- [Set problem]: Reproduce the records below exactly as given.

[Stored entries]
☆ ☆ ☆ ☆ ☆

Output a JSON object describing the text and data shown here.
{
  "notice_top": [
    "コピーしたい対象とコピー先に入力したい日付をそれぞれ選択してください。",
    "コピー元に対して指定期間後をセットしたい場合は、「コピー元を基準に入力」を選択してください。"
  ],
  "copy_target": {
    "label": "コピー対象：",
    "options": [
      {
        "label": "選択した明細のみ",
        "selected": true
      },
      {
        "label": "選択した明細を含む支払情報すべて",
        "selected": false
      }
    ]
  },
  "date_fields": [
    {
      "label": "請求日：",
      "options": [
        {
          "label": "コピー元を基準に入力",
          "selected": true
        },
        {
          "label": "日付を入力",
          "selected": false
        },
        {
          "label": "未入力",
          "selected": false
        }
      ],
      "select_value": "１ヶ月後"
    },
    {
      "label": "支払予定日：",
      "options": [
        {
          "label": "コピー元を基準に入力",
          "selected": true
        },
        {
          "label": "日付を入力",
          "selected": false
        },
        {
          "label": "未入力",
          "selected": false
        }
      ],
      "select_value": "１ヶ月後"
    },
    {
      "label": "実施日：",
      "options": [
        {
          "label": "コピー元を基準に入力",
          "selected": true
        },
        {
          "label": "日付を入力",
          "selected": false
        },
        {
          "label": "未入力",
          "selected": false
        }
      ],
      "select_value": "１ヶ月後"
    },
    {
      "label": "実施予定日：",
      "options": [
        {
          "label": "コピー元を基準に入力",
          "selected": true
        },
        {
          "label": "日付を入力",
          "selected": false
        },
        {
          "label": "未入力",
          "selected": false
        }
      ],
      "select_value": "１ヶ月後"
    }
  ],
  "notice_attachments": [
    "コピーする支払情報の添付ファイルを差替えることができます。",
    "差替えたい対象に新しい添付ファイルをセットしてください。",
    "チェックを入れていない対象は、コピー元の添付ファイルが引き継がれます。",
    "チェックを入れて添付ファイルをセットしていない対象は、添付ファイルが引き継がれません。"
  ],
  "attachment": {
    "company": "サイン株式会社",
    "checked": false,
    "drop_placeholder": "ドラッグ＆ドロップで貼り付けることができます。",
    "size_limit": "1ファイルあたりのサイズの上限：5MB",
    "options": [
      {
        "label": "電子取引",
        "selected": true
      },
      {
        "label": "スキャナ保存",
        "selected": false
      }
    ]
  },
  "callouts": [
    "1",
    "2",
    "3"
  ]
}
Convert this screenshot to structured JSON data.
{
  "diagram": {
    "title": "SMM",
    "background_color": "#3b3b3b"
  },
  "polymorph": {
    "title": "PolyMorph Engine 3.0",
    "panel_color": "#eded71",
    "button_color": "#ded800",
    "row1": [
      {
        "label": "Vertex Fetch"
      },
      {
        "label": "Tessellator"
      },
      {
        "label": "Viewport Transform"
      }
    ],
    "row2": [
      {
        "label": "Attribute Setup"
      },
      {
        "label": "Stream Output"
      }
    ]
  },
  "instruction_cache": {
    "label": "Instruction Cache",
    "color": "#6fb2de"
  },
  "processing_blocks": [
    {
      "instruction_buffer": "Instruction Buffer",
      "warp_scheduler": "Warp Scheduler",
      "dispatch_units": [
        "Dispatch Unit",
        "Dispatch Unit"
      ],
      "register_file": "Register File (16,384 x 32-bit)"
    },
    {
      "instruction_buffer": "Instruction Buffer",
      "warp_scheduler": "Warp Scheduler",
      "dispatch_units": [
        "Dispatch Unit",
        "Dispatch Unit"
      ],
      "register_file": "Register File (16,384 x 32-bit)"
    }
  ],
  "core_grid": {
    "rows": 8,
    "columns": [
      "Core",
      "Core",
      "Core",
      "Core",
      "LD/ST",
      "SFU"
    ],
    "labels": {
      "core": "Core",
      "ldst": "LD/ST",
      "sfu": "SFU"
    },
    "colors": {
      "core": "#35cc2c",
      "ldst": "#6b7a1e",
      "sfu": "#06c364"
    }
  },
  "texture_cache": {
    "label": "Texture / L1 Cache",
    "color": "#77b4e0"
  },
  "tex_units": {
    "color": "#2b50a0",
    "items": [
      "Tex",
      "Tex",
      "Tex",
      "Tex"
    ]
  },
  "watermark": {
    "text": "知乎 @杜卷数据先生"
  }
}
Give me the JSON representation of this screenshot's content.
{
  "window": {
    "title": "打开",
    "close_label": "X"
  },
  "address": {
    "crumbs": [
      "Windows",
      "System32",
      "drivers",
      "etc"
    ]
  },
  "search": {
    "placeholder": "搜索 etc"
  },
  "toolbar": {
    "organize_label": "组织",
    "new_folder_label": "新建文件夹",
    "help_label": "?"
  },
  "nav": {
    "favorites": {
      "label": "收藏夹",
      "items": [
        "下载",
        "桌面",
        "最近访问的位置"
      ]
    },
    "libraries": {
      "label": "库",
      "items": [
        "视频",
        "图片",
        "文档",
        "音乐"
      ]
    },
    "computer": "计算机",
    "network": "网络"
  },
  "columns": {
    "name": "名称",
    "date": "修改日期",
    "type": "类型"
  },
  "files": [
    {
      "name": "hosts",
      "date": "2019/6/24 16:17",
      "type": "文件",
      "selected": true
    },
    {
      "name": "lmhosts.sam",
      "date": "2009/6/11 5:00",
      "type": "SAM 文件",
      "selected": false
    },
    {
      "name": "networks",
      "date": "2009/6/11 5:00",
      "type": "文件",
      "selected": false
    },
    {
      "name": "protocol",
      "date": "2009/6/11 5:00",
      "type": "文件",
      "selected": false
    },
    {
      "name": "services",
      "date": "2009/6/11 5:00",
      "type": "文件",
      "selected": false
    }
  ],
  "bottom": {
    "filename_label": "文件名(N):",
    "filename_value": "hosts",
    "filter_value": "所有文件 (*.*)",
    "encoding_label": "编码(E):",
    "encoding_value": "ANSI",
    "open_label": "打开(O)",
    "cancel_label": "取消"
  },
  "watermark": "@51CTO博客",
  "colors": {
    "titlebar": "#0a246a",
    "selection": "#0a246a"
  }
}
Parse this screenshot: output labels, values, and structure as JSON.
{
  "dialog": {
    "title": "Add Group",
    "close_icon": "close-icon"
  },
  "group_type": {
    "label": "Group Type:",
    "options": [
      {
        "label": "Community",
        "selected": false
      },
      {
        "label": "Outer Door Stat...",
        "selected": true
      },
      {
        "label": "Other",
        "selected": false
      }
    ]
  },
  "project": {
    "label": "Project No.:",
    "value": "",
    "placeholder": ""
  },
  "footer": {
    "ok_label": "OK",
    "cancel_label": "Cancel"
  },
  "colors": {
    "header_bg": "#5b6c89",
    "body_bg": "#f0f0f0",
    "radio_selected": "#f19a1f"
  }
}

☆ ☆ ☆ ☆ ☆

- [Result]:
Output a JSON object describing the text and data shown here.
{
  "notice_top": [
    "コピーしたい対象とコピー先に入力したい日付をそれぞれ選択してください。",
    "コピー元に対して指定期間後をセットしたい場合は、「コピー元を基準に入力」を選択してください。"
  ],
  "copy_target": {
    "label": "コピー対象：",
    "options": [
      {
        "label": "選択した明細のみ",
        "selected": true
      },
      {
        "label": "選択した明細を含む支払情報すべて",
        "selected": false
      }
    ]
  },
  "date_fields": [
    {
      "label": "請求日：",
      "options": [
        {
          "label": "コピー元を基準に入力",
          "selected": true
        },
        {
          "label": "日付を入力",
          "selected": false
        },
        {
          "label": "未入力",
          "selected": false
        }
      ],
      "select_value": "１ヶ月後"
    },
    {
      "label": "支払予定日：",
      "options": [
        {
          "label": "コピー元を基準に入力",
          "selected": true
        },
        {
          "label": "日付を入力",
          "selected": false
        },
        {
          "label": "未入力",
          "selected": false
        }
      ],
      "select_value": "１ヶ月後"
    },
    {
      "label": "実施日：",
      "options": [
        {
          "label": "コピー元を基準に入力",
          "selected": true
        },
        {
          "label": "日付を入力",
          "selected": false
        },
        {
          "label": "未入力",
          "selected": false
        }
      ],
      "select_value": "１ヶ月後"
    },
    {
      "label": "実施予定日：",
      "options": [
        {
          "label": "コピー元を基準に入力",
          "selected": true
        },
        {
          "label": "日付を入力",
          "selected": false
        },
        {
          "label": "未入力",
          "selected": false
        }
      ],
      "select_value": "１ヶ月後"
    }
  ],
  "notice_attachments": [
    "コピーする支払情報の添付ファイルを差替えることができます。",
    "差替えたい対象に新しい添付ファイルをセットしてください。",
    "チェックを入れていない対象は、コピー元の添付ファイルが引き継がれます。",
    "チェックを入れて添付ファイルをセットしていない対象は、添付ファイルが引き継がれません。"
  ],
  "attachment": {
    "company": "サイン株式会社",
    "checked": false,
    "drop_placeholder": "ドラッグ＆ドロップで貼り付けることができます。",
    "size_limit": "1ファイルあたりのサイズの上限：5MB",
    "options": [
      {
        "label": "電子取引",
        "selected": true
      },
      {
        "label": "スキャナ保存",
        "selected": false
      }
    ]
  },
  "callouts": [
    "1",
    "2",
    "3"
  ]
}
Convert this screenshot to structured JSON data.
{
  "diagram": {
    "title": "SMM",
    "background_color": "#3b3b3b"
  },
  "polymorph": {
    "title": "PolyMorph Engine 3.0",
    "panel_color": "#eded71",
    "button_color": "#ded800",
    "row1": [
      {
        "label": "Vertex Fetch"
      },
      {
        "label": "Tessellator"
      },
      {
        "label": "Viewport Transform"
      }
    ],
    "row2": [
      {
        "label": "Attribute Setup"
      },
      {
        "label": "Stream Output"
      }
    ]
  },
  "instruction_cache": {
    "label": "Instruction Cache",
    "color": "#6fb2de"
  },
  "processing_blocks": [
    {
      "instruction_buffer": "Instruction Buffer",
      "warp_scheduler": "Warp Scheduler",
      "dispatch_units": [
        "Dispatch Unit",
        "Dispatch Unit"
      ],
      "register_file": "Register File (16,384 x 32-bit)"
    },
    {
      "instruction_buffer": "Instruction Buffer",
      "warp_scheduler": "Warp Scheduler",
      "dispatch_units": [
        "Dispatch Unit",
        "Dispatch Unit"
      ],
      "register_file": "Register File (16,384 x 32-bit)"
    }
  ],
  "core_grid": {
    "rows": 8,
    "columns": [
      "Core",
      "Core",
      "Core",
      "Core",
      "LD/ST",
      "SFU"
    ],
    "labels": {
      "core": "Core",
      "ldst": "LD/ST",
      "sfu": "SFU"
    },
    "colors": {
      "core": "#35cc2c",
      "ldst": "#6b7a1e",
      "sfu": "#06c364"
    }
  },
  "texture_cache": {
    "label": "Texture / L1 Cache",
    "color": "#77b4e0"
  },
  "tex_units": {
    "color": "#2b50a0",
    "items": [
      "Tex",
      "Tex",
      "Tex",
      "Tex"
    ]
  },
  "watermark": {
    "text": "知乎 @杜卷数据先生"
  }
}
Give me the JSON representation of this screenshot's content.
{
  "window": {
    "title": "打开",
    "close_label": "X"
  },
  "address": {
    "crumbs": [
      "Windows",
      "System32",
      "drivers",
      "etc"
    ]
  },
  "search": {
    "placeholder": "搜索 etc"
  },
  "toolbar": {
    "organize_label": "组织",
    "new_folder_label": "新建文件夹",
    "help_label": "?"
  },
  "nav": {
    "favorites": {
      "label": "收藏夹",
      "items": [
        "下载",
        "桌面",
        "最近访问的位置"
      ]
    },
    "libraries": {
      "label": "库",
      "items": [
        "视频",
        "图片",
        "文档",
        "音乐"
      ]
    },
    "computer": "计算机",
    "network": "网络"
  },
  "columns": {
    "name": "名称",
    "date": "修改日期",
    "type": "类型"
  },
  "files": [
    {
      "name": "hosts",
      "date": "2019/6/24 16:17",
      "type": "文件",
      "selected": true
    },
    {
      "name": "lmhosts.sam",
      "date": "2009/6/11 5:00",
      "type": "SAM 文件",
      "selected": false
    },
    {
      "name": "networks",
      "date": "2009/6/11 5:00",
      "type": "文件",
      "selected": false
    },
    {
      "name": "protocol",
      "date": "2009/6/11 5:00",
      "type": "文件",
      "selected": false
    },
    {
      "name": "services",
      "date": "2009/6/11 5:00",
      "type": "文件",
      "selected": false
    }
  ],
  "bottom": {
    "filename_label": "文件名(N):",
    "filename_value": "hosts",
    "filter_value": "所有文件 (*.*)",
    "encoding_label": "编码(E):",
    "encoding_value": "ANSI",
    "open_label": "打开(O)",
    "cancel_label": "取消"
  },
  "watermark": "@51CTO博客",
  "colors": {
    "titlebar": "#0a246a",
    "selection": "#0a246a"
  }
}
Parse this screenshot: output labels, values, and structure as JSON.
{
  "dialog": {
    "title": "Add Group",
    "close_icon": "close-icon"
  },
  "group_type": {
    "label": "Group Type:",
    "options": [
      {
        "label": "Community",
        "selected": false
      },
      {
        "label": "Outer Door Stat...",
        "selected": true
      },
      {
        "label": "Other",
        "selected": false
      }
    ]
  },
  "project": {
    "label": "Project No.:",
    "value": "",
    "placeholder": ""
  },
  "footer": {
    "ok_label": "OK",
    "cancel_label": "Cancel"
  },
  "colors": {
    "header_bg": "#5b6c89",
    "body_bg": "#f0f0f0",
    "radio_selected": "#f19a1f"
  }
}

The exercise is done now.